• _Stated goal_: Without the pictures, copy all the entries below exactly.

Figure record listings
begin

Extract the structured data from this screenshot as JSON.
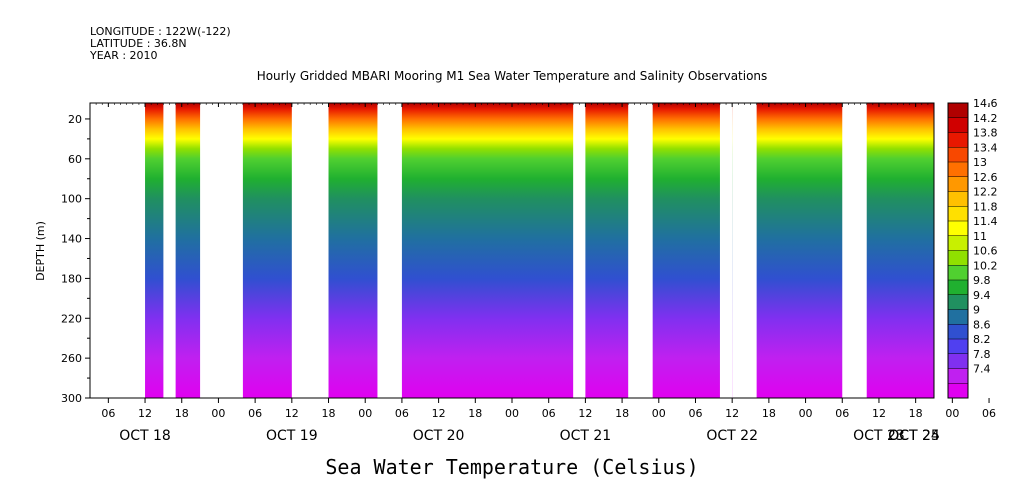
{
  "header": {
    "longitude": "LONGITUDE : 122W(-122)",
    "latitude": "LATITUDE : 36.8N",
    "year": "YEAR : 2010"
  },
  "chart_data": {
    "type": "heatmap",
    "title": "Hourly Gridded MBARI Mooring M1 Sea Water Temperature and Salinity Observations",
    "xlabel": "Sea Water Temperature (Celsius)",
    "ylabel": "DEPTH (m)",
    "x_hours": [
      "06",
      "12",
      "18",
      "00",
      "06",
      "12",
      "18",
      "00",
      "06",
      "12",
      "18",
      "00",
      "06",
      "12",
      "18",
      "00",
      "06",
      "12",
      "18",
      "00",
      "06",
      "12",
      "18",
      "00",
      "06",
      "12",
      "18",
      "00",
      "06",
      "12",
      "18",
      "00"
    ],
    "x_days": [
      "OCT 18",
      "OCT 19",
      "OCT 20",
      "OCT 21",
      "OCT 22",
      "OCT 23",
      "OCT 24",
      "OCT 25"
    ],
    "x_range_hours_since_oct18_00": [
      3,
      141
    ],
    "y_ticks": [
      "20",
      "60",
      "100",
      "140",
      "180",
      "220",
      "260",
      "300"
    ],
    "y_range_m": [
      300,
      4
    ],
    "colorbar_labels": [
      "14.6",
      "14.2",
      "13.8",
      "13.4",
      "13",
      "12.6",
      "12.2",
      "11.8",
      "11.4",
      "11",
      "10.6",
      "10.2",
      "9.8",
      "9.4",
      "9",
      "8.6",
      "8.2",
      "7.8",
      "7.4"
    ],
    "colorbar_range": [
      7.4,
      14.8
    ],
    "colors": [
      "#b00000",
      "#d00000",
      "#e81800",
      "#f84800",
      "#ff7000",
      "#ff9800",
      "#ffc000",
      "#ffe000",
      "#ffff00",
      "#c8f000",
      "#90e000",
      "#50d030",
      "#20b030",
      "#209060",
      "#2070a0",
      "#3050d0",
      "#5040f0",
      "#8030f0",
      "#c020f0",
      "#e000f0"
    ],
    "profile": [
      {
        "depth": 4,
        "temp": 14.6
      },
      {
        "depth": 10,
        "temp": 14.0
      },
      {
        "depth": 20,
        "temp": 13.2
      },
      {
        "depth": 30,
        "temp": 12.3
      },
      {
        "depth": 40,
        "temp": 11.6
      },
      {
        "depth": 50,
        "temp": 11.0
      },
      {
        "depth": 60,
        "temp": 10.6
      },
      {
        "depth": 80,
        "temp": 10.1
      },
      {
        "depth": 100,
        "temp": 9.8
      },
      {
        "depth": 140,
        "temp": 9.3
      },
      {
        "depth": 180,
        "temp": 8.9
      },
      {
        "depth": 220,
        "temp": 8.5
      },
      {
        "depth": 260,
        "temp": 8.0
      },
      {
        "depth": 300,
        "temp": 7.5
      }
    ],
    "missing_hours": [
      [
        3,
        12
      ],
      [
        15,
        17
      ],
      [
        21,
        28
      ],
      [
        36,
        42
      ],
      [
        50,
        54
      ],
      [
        82,
        84
      ],
      [
        91,
        95
      ],
      [
        106,
        108
      ],
      [
        108,
        112
      ],
      [
        126,
        130
      ]
    ]
  }
}
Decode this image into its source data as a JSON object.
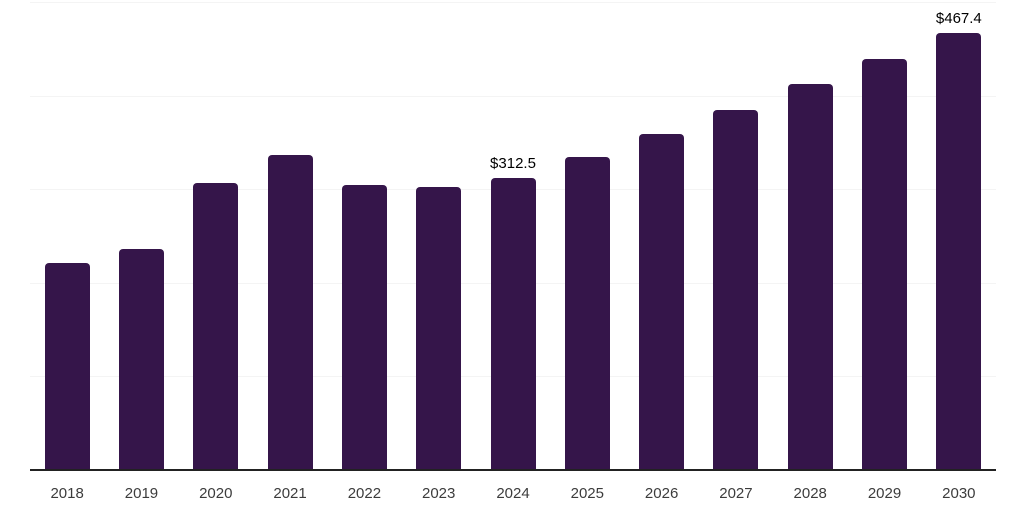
{
  "chart_data": {
    "type": "bar",
    "title": "",
    "xlabel": "",
    "ylabel": "",
    "categories": [
      "2018",
      "2019",
      "2020",
      "2021",
      "2022",
      "2023",
      "2024",
      "2025",
      "2026",
      "2027",
      "2028",
      "2029",
      "2030"
    ],
    "values": [
      221.0,
      236.0,
      306.5,
      336.5,
      304.5,
      302.5,
      312.5,
      334.5,
      359.0,
      384.5,
      412.5,
      439.0,
      467.4
    ],
    "value_prefix": "$",
    "annotations": [
      {
        "category": "2024",
        "text": "$312.5"
      },
      {
        "category": "2030",
        "text": "$467.4"
      }
    ],
    "ylim": [
      0,
      500
    ],
    "gridline_values": [
      100,
      200,
      300,
      400,
      500
    ],
    "grid": "horizontal",
    "legend": "none",
    "colors": {
      "bar": "#35154A",
      "gridline": "#F4F4F4",
      "axis_line": "#222222",
      "tick_label": "#3C3C3C",
      "annotation": "#000000",
      "background": "#FFFFFF"
    }
  }
}
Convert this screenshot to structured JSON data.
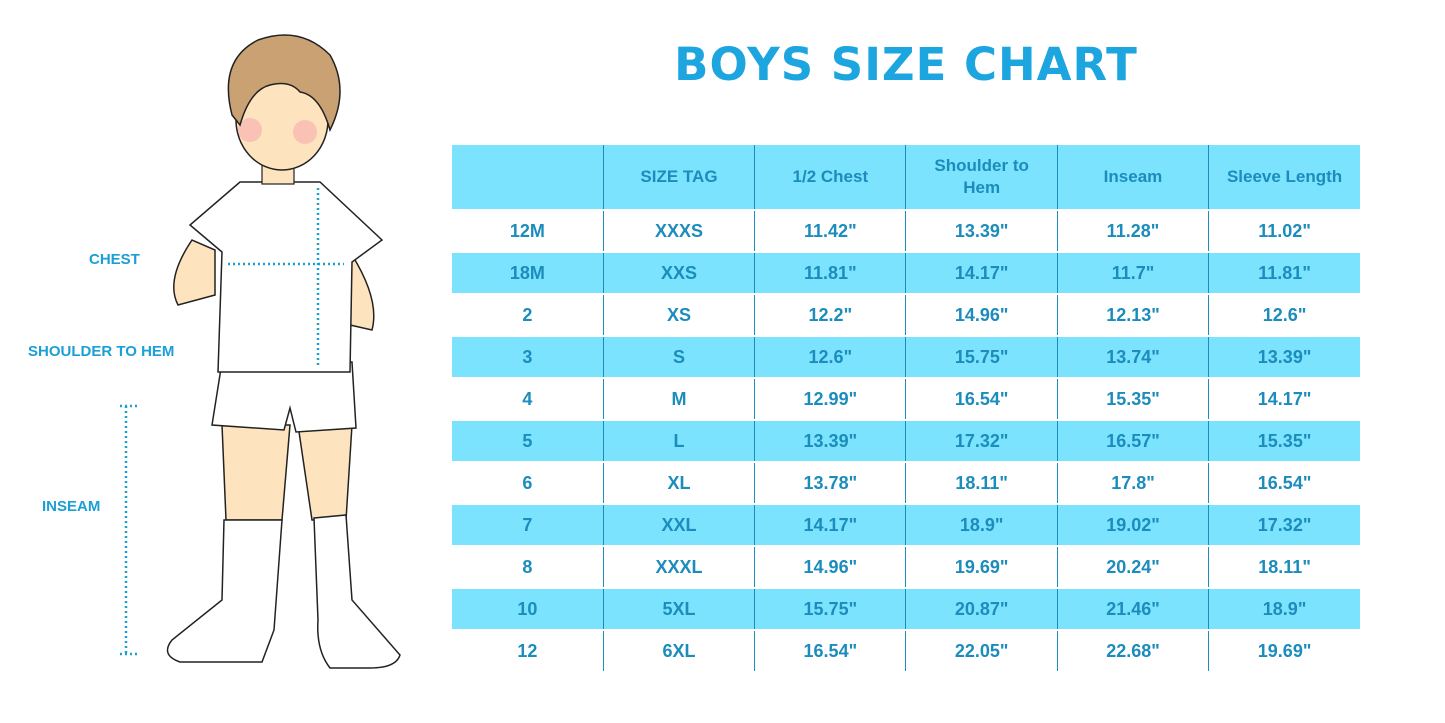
{
  "title": "BOYS SIZE CHART",
  "labels": {
    "chest": "CHEST",
    "shoulder_to_hem": "SHOULDER TO HEM",
    "inseam": "INSEAM"
  },
  "colors": {
    "title": "#1ca5df",
    "band": "#7be3fd",
    "text": "#1b8cbc"
  },
  "chart_data": {
    "type": "table",
    "title": "BOYS SIZE CHART",
    "columns": [
      "",
      "SIZE TAG",
      "1/2 Chest",
      "Shoulder to Hem",
      "Inseam",
      "Sleeve Length"
    ],
    "rows": [
      [
        "12M",
        "XXXS",
        "11.42\"",
        "13.39\"",
        "11.28\"",
        "11.02\""
      ],
      [
        "18M",
        "XXS",
        "11.81\"",
        "14.17\"",
        "11.7\"",
        "11.81\""
      ],
      [
        "2",
        "XS",
        "12.2\"",
        "14.96\"",
        "12.13\"",
        "12.6\""
      ],
      [
        "3",
        "S",
        "12.6\"",
        "15.75\"",
        "13.74\"",
        "13.39\""
      ],
      [
        "4",
        "M",
        "12.99\"",
        "16.54\"",
        "15.35\"",
        "14.17\""
      ],
      [
        "5",
        "L",
        "13.39\"",
        "17.32\"",
        "16.57\"",
        "15.35\""
      ],
      [
        "6",
        "XL",
        "13.78\"",
        "18.11\"",
        "17.8\"",
        "16.54\""
      ],
      [
        "7",
        "XXL",
        "14.17\"",
        "18.9\"",
        "19.02\"",
        "17.32\""
      ],
      [
        "8",
        "XXXL",
        "14.96\"",
        "19.69\"",
        "20.24\"",
        "18.11\""
      ],
      [
        "10",
        "5XL",
        "15.75\"",
        "20.87\"",
        "21.46\"",
        "18.9\""
      ],
      [
        "12",
        "6XL",
        "16.54\"",
        "22.05\"",
        "22.68\"",
        "19.69\""
      ]
    ]
  }
}
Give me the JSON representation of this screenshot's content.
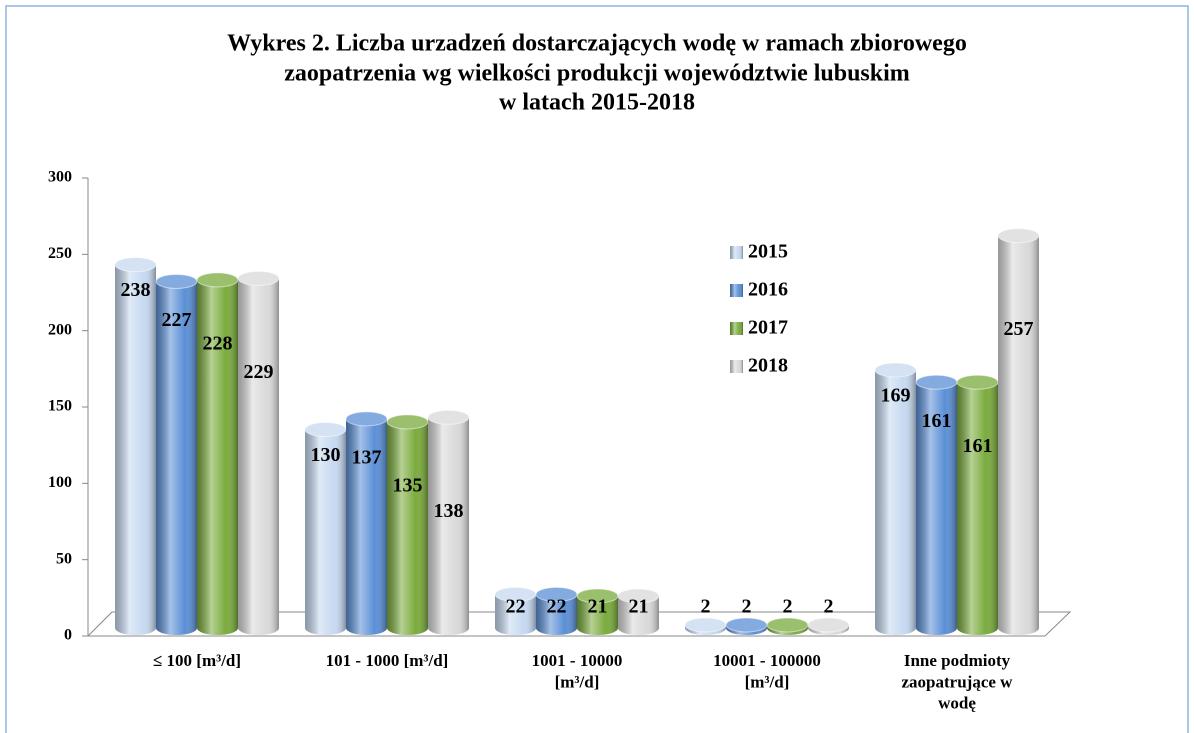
{
  "chart_data": {
    "type": "bar",
    "title": [
      "Wykres 2. Liczba urzadzeń dostarczających wodę w ramach zbiorowego",
      "zaopatrzenia wg wielkości produkcji  województwie lubuskim",
      "w latach 2015-2018"
    ],
    "categories": [
      "≤ 100 [m³/d]",
      "101 - 1000 [m³/d]",
      "1001 - 10000\n[m³/d]",
      "10001 - 100000\n[m³/d]",
      "Inne podmioty\nzaopatrujące w\nwodę"
    ],
    "series": [
      {
        "name": "2015",
        "color": "#c6d9f1",
        "values": [
          238,
          130,
          22,
          2,
          169
        ]
      },
      {
        "name": "2016",
        "color": "#5b8fd6",
        "values": [
          227,
          137,
          22,
          2,
          161
        ]
      },
      {
        "name": "2017",
        "color": "#7aab3c",
        "values": [
          228,
          135,
          21,
          2,
          161
        ]
      },
      {
        "name": "2018",
        "color": "#d9d9d9",
        "values": [
          229,
          138,
          21,
          2,
          257
        ]
      }
    ],
    "ylim": [
      0,
      300
    ],
    "yticks": [
      0,
      50,
      100,
      150,
      200,
      250,
      300
    ],
    "legend": "right"
  }
}
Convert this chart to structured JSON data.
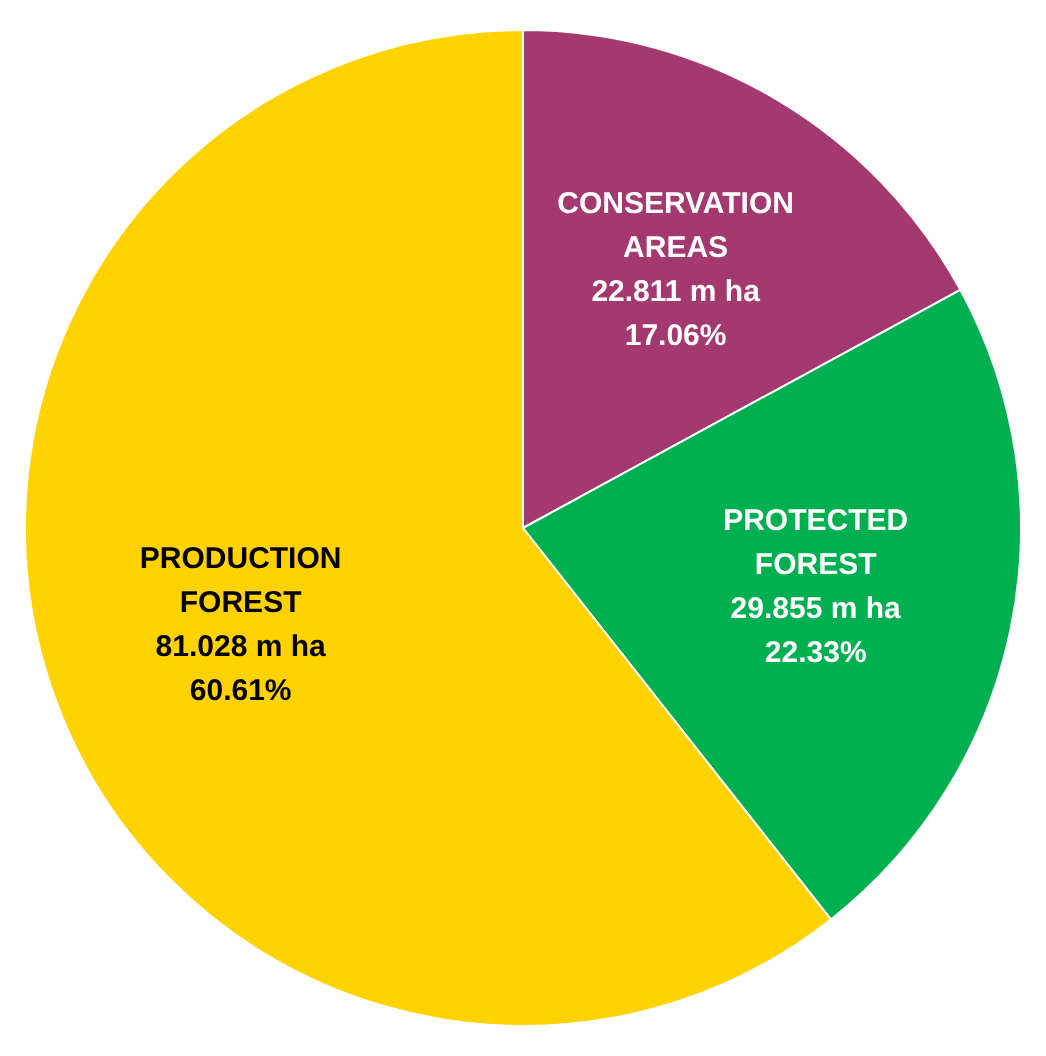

end

• _Full answer_:
Extract the structured data from this screenshot as JSON.
{
  "header": {
    "longitude": "LONGITUDE : 122W(-122)",
    "latitude": "LATITUDE : 36.8N",
    "year": "YEAR : 2010"
  },
  "chart_data": {
    "type": "heatmap",
    "title": "Hourly Gridded MBARI Mooring M1 Sea Water Temperature and Salinity Observations",
    "xlabel": "Sea Water Temperature (Celsius)",
    "ylabel": "DEPTH (m)",
    "x_hours": [
      "06",
      "12",
      "18",
      "00",
      "06",
      "12",
      "18",
      "00",
      "06",
      "12",
      "18",
      "00",
      "06",
      "12",
      "18",
      "00",
      "06",
      "12",
      "18",
      "00",
      "06",
      "12",
      "18",
      "00",
      "06",
      "12",
      "18",
      "00",
      "06",
      "12",
      "18",
      "00"
    ],
    "x_days": [
      "OCT 18",
      "OCT 19",
      "OCT 20",
      "OCT 21",
      "OCT 22",
      "OCT 23",
      "OCT 24",
      "OCT 25"
    ],
    "x_range_hours_since_oct18_00": [
      3,
      141
    ],
    "y_ticks": [
      "20",
      "60",
      "100",
      "140",
      "180",
      "220",
      "260",
      "300"
    ],
    "y_range_m": [
      300,
      4
    ],
    "colorbar_labels": [
      "14.6",
      "14.2",
      "13.8",
      "13.4",
      "13",
      "12.6",
      "12.2",
      "11.8",
      "11.4",
      "11",
      "10.6",
      "10.2",
      "9.8",
      "9.4",
      "9",
      "8.6",
      "8.2",
      "7.8",
      "7.4"
    ],
    "colorbar_range": [
      7.4,
      14.8
    ],
    "colors": [
      "#b00000",
      "#d00000",
      "#e81800",
      "#f84800",
      "#ff7000",
      "#ff9800",
      "#ffc000",
      "#ffe000",
      "#ffff00",
      "#c8f000",
      "#90e000",
      "#50d030",
      "#20b030",
      "#209060",
      "#2070a0",
      "#3050d0",
      "#5040f0",
      "#8030f0",
      "#c020f0",
      "#e000f0"
    ],
    "profile": [
      {
        "depth": 4,
        "temp": 14.6
      },
      {
        "depth": 10,
        "temp": 14.0
      },
      {
        "depth": 20,
        "temp": 13.2
      },
      {
        "depth": 30,
        "temp": 12.3
      },
      {
        "depth": 40,
        "temp": 11.6
      },
      {
        "depth": 50,
        "temp": 11.0
      },
      {
        "depth": 60,
        "temp": 10.6
      },
      {
        "depth": 80,
        "temp": 10.1
      },
      {
        "depth": 100,
        "temp": 9.8
      },
      {
        "depth": 140,
        "temp": 9.3
      },
      {
        "depth": 180,
        "temp": 8.9
      },
      {
        "depth": 220,
        "temp": 8.5
      },
      {
        "depth": 260,
        "temp": 8.0
      },
      {
        "depth": 300,
        "temp": 7.5
      }
    ],
    "missing_hours": [
      [
        3,
        12
      ],
      [
        15,
        17
      ],
      [
        21,
        28
      ],
      [
        36,
        42
      ],
      [
        50,
        54
      ],
      [
        82,
        84
      ],
      [
        91,
        95
      ],
      [
        106,
        108
      ],
      [
        108,
        112
      ],
      [
        126,
        130
      ]
    ]
  }
}
Decode this image into its source data as a JSON object.
{
  "chart_data": {
    "type": "bar",
    "title": "",
    "xlabel": "",
    "ylabel": "",
    "categories": [
      "2018",
      "2019",
      "2020",
      "2021",
      "2022",
      "2023",
      "2024",
      "2025",
      "2026",
      "2027",
      "2028",
      "2029",
      "2030"
    ],
    "values": [
      221.0,
      236.0,
      306.5,
      336.5,
      304.5,
      302.5,
      312.5,
      334.5,
      359.0,
      384.5,
      412.5,
      439.0,
      467.4
    ],
    "value_prefix": "$",
    "annotations": [
      {
        "category": "2024",
        "text": "$312.5"
      },
      {
        "category": "2030",
        "text": "$467.4"
      }
    ],
    "ylim": [
      0,
      500
    ],
    "gridline_values": [
      100,
      200,
      300,
      400,
      500
    ],
    "grid": "horizontal",
    "legend": "none",
    "colors": {
      "bar": "#35154A",
      "gridline": "#F4F4F4",
      "axis_line": "#222222",
      "tick_label": "#3C3C3C",
      "annotation": "#000000",
      "background": "#FFFFFF"
    }
  }
}
Convert this screenshot to structured JSON data.
{
  "title": "BOYS SIZE CHART",
  "labels": {
    "chest": "CHEST",
    "shoulder_to_hem": "SHOULDER TO HEM",
    "inseam": "INSEAM"
  },
  "colors": {
    "title": "#1ca5df",
    "band": "#7be3fd",
    "text": "#1b8cbc"
  },
  "chart_data": {
    "type": "table",
    "title": "BOYS SIZE CHART",
    "columns": [
      "",
      "SIZE TAG",
      "1/2 Chest",
      "Shoulder to Hem",
      "Inseam",
      "Sleeve Length"
    ],
    "rows": [
      [
        "12M",
        "XXXS",
        "11.42\"",
        "13.39\"",
        "11.28\"",
        "11.02\""
      ],
      [
        "18M",
        "XXS",
        "11.81\"",
        "14.17\"",
        "11.7\"",
        "11.81\""
      ],
      [
        "2",
        "XS",
        "12.2\"",
        "14.96\"",
        "12.13\"",
        "12.6\""
      ],
      [
        "3",
        "S",
        "12.6\"",
        "15.75\"",
        "13.74\"",
        "13.39\""
      ],
      [
        "4",
        "M",
        "12.99\"",
        "16.54\"",
        "15.35\"",
        "14.17\""
      ],
      [
        "5",
        "L",
        "13.39\"",
        "17.32\"",
        "16.57\"",
        "15.35\""
      ],
      [
        "6",
        "XL",
        "13.78\"",
        "18.11\"",
        "17.8\"",
        "16.54\""
      ],
      [
        "7",
        "XXL",
        "14.17\"",
        "18.9\"",
        "19.02\"",
        "17.32\""
      ],
      [
        "8",
        "XXXL",
        "14.96\"",
        "19.69\"",
        "20.24\"",
        "18.11\""
      ],
      [
        "10",
        "5XL",
        "15.75\"",
        "20.87\"",
        "21.46\"",
        "18.9\""
      ],
      [
        "12",
        "6XL",
        "16.54\"",
        "22.05\"",
        "22.68\"",
        "19.69\""
      ]
    ]
  }
}
Give me the JSON representation of this screenshot's content.
{
  "chart_data": {
    "type": "bar",
    "title": [
      "Wykres 2. Liczba urzadzeń dostarczających wodę w ramach zbiorowego",
      "zaopatrzenia wg wielkości produkcji  województwie lubuskim",
      "w latach 2015-2018"
    ],
    "categories": [
      "≤ 100 [m³/d]",
      "101 - 1000 [m³/d]",
      "1001 - 10000\n[m³/d]",
      "10001 - 100000\n[m³/d]",
      "Inne podmioty\nzaopatrujące w\nwodę"
    ],
    "series": [
      {
        "name": "2015",
        "color": "#c6d9f1",
        "values": [
          238,
          130,
          22,
          2,
          169
        ]
      },
      {
        "name": "2016",
        "color": "#5b8fd6",
        "values": [
          227,
          137,
          22,
          2,
          161
        ]
      },
      {
        "name": "2017",
        "color": "#7aab3c",
        "values": [
          228,
          135,
          21,
          2,
          161
        ]
      },
      {
        "name": "2018",
        "color": "#d9d9d9",
        "values": [
          229,
          138,
          21,
          2,
          257
        ]
      }
    ],
    "ylim": [
      0,
      300
    ],
    "yticks": [
      0,
      50,
      100,
      150,
      200,
      250,
      300
    ],
    "legend": "right"
  }
}
Convert this chart to structured JSON data.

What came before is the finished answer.